--- START OF Input records ---

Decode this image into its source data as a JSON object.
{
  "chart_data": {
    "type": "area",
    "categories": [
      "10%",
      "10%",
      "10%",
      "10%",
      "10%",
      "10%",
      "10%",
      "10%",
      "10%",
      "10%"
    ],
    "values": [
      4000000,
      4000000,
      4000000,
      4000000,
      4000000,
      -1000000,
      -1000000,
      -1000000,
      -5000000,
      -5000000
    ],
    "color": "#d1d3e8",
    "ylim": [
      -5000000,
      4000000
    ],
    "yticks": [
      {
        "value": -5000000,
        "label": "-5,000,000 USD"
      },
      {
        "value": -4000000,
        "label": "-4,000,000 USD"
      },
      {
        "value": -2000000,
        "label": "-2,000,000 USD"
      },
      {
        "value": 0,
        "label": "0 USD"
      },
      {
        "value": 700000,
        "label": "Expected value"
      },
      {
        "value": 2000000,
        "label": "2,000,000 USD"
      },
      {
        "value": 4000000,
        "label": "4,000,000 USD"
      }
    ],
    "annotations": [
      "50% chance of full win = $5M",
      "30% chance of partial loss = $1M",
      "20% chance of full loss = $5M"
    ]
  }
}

--- END OF Input records ---
--- START OF Input records ---

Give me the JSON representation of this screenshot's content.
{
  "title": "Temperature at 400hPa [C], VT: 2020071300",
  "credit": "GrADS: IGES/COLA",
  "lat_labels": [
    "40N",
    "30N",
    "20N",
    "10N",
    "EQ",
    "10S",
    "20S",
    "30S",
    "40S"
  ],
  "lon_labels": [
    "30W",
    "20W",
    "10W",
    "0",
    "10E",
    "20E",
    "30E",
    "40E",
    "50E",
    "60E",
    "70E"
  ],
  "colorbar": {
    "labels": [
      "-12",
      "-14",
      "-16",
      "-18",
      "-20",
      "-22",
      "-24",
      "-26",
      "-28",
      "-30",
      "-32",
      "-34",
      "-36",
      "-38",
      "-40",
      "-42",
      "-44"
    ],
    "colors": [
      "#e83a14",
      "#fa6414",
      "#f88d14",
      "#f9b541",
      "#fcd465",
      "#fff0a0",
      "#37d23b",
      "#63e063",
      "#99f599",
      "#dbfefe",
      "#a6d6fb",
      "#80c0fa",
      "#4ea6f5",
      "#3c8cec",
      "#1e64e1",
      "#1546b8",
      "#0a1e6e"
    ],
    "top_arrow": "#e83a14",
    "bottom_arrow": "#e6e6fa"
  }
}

--- END OF Input records ---

# Instructions for the task:
Look through the listing above. Pick out each line with "loss" and copy it.

# Solution for this problem:
      "30% chance of partial loss = $1M",
      "20% chance of full loss = $5M"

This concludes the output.